《怅望青山忆母恩》
闫小杰
十八年来,我曾多次情不自禁的想写一篇怀念母亲的文章,可每每提起笔,总有太多的痛,让我无法写出,只把那些怀念、歉疚和难以弥补的心愿,写成了那些断章的诗歌,用另一种心境表达心声梦痕。其实也只有我自己知道,那是我掩饰我太深的愧疚,向自己,也向逝去的母亲倾诉而已。
这些年,工作生活中,不管何种境地,母亲的身影会常常萦绕眼前。母亲去世十八年了,我的梦中,常常出现她在村子里走过,或在我童年少年成长的那个老院落里,有时在那个老窑洞里,烟熏火燎,为我做热腾腾的饭菜,有时在田野上收割庄稼,有时为我在昏暗的煤油灯下缝补破旧的衣裳。在我的无数次梦中,母亲真真切切一次又一次的来过,每次梦中看到母亲的脸上,无喜无忧,不笑不语,看不出高兴或者不高兴,醒来时,总是让我怅然、空茫而难以入眠。
时间如白驹过隙,尽管父母不再,村庄和老院落成为我人生的虚设,可我在心情郁闷,或遇到什么烦心事情时,当然,更多时候,就是无缘无故的想回去在那些地方看看,心情才会不至于太压抑。我一次又一次的回到我的村庄,在四十年前和父母亲、哥哥姐姐一块生活的老院子里徘徊。尽管那儿已彻底荒败,旧村改造基本掩埋到了那些曾经住过多年的窑畔,村庄的人们早已搬离这块曾经烟火浓浓的地方,可我依然欲寻找到一些隐踪,给我疲惫的人生以回望中的慰藉。
四十多年了,老窑洞奇迹般的没有坍塌,蜘蛛依然结绳记事,窑洞的墙壁上,做饭、烧炕留下的烟熏痕迹、儿时胡乱画的那些履痕似乎一点都没有褪色,门外的老杏树,依然枝繁叶茂,每年清明时节回去,坐在树下,春风吹过,落下片片杏花,铺开岁月中历历在目的往事。
━━━━━━━━━━━━━━━━
把上面这篇怀念母亲的散文一字不差地完整抄录下来。 后附列表是单独的材料,与这篇怀念母亲的散文无关。

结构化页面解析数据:
━━━━━━━━━━━━━━━━
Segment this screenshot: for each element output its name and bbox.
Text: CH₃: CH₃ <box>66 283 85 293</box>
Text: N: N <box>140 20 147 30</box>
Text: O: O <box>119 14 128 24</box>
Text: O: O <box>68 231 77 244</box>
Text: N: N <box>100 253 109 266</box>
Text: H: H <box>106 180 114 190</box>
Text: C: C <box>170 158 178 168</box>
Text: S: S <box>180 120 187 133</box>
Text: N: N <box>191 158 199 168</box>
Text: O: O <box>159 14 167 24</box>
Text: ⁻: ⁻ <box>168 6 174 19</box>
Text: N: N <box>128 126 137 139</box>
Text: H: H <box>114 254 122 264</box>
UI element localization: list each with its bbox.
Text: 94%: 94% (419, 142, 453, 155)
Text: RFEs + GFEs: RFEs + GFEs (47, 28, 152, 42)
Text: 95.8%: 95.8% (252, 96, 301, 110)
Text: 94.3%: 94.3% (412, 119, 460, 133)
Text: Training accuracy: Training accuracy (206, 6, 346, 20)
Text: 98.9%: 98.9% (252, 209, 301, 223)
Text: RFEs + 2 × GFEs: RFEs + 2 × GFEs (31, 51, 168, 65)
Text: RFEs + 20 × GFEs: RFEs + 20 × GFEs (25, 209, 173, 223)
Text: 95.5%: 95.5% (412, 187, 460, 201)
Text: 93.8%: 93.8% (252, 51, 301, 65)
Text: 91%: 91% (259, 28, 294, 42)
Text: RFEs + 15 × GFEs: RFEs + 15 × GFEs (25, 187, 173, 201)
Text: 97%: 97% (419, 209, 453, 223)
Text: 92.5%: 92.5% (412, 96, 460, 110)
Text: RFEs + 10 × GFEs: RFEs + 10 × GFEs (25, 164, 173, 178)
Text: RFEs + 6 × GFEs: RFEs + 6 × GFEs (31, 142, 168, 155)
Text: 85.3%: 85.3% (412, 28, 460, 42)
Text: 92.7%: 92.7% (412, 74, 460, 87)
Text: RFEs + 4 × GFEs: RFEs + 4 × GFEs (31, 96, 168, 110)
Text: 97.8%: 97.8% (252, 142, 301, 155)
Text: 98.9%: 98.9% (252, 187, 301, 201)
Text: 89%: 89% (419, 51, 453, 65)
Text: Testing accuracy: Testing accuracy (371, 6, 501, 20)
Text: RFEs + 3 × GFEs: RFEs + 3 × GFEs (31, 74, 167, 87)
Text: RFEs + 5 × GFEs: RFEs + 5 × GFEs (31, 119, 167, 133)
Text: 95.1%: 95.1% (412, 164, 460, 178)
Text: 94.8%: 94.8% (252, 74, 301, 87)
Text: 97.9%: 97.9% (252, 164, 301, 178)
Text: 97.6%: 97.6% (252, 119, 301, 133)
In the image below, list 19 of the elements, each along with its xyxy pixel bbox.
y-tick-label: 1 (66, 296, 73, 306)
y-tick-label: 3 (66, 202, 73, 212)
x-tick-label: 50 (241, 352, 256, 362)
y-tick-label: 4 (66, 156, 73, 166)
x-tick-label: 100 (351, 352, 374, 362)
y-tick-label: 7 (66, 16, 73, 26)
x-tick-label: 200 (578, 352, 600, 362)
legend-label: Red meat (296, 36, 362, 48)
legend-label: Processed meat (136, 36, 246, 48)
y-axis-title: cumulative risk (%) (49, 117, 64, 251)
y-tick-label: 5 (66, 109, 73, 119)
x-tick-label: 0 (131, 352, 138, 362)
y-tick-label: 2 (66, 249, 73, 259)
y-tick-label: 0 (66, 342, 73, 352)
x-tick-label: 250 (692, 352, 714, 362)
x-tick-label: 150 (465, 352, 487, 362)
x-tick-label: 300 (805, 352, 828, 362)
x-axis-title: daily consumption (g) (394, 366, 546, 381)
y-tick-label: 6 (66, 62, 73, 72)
━━━━━━━━━━━━━━━━
### 任务结果:
《怅望青山忆母恩》
闫小杰
十八年来,我曾多次情不自禁的想写一篇怀念母亲的文章,可每每提起笔,总有太多的痛,让我无法写出,只把那些怀念、歉疚和难以弥补的心愿,写成了那些断章的诗歌,用另一种心境表达心声梦痕。其实也只有我自己知道,那是我掩饰我太深的愧疚,向自己,也向逝去的母亲倾诉而已。
这些年,工作生活中,不管何种境地,母亲的身影会常常萦绕眼前。母亲去世十八年了,我的梦中,常常出现她在村子里走过,或在我童年少年成长的那个老院落里,有时在那个老窑洞里,烟熏火燎,为我做热腾腾的饭菜,有时在田野上收割庄稼,有时为我在昏暗的煤油灯下缝补破旧的衣裳。在我的无数次梦中,母亲真真切切一次又一次的来过,每次梦中看到母亲的脸上,无喜无忧,不笑不语,看不出高兴或者不高兴,醒来时,总是让我怅然、空茫而难以入眠。
时间如白驹过隙,尽管父母不再,村庄和老院落成为我人生的虚设,可我在心情郁闷,或遇到什么烦心事情时,当然,更多时候,就是无缘无故的想回去在那些地方看看,心情才会不至于太压抑。我一次又一次的回到我的村庄,在四十年前和父母亲、哥哥姐姐一块生活的老院子里徘徊。尽管那儿已彻底荒败,旧村改造基本掩埋到了那些曾经住过多年的窑畔,村庄的人们早已搬离这块曾经烟火浓浓的地方,可我依然欲寻找到一些隐踪,给我疲惫的人生以回望中的慰藉。
四十多年了,老窑洞奇迹般的没有坍塌,蜘蛛依然结绳记事,窑洞的墙壁上,做饭、烧炕留下的烟熏痕迹、儿时胡乱画的那些履痕似乎一点都没有褪色,门外的老杏树,依然枝繁叶茂,每年清明时节回去,坐在树下,春风吹过,落下片片杏花,铺开岁月中历历在目的往事。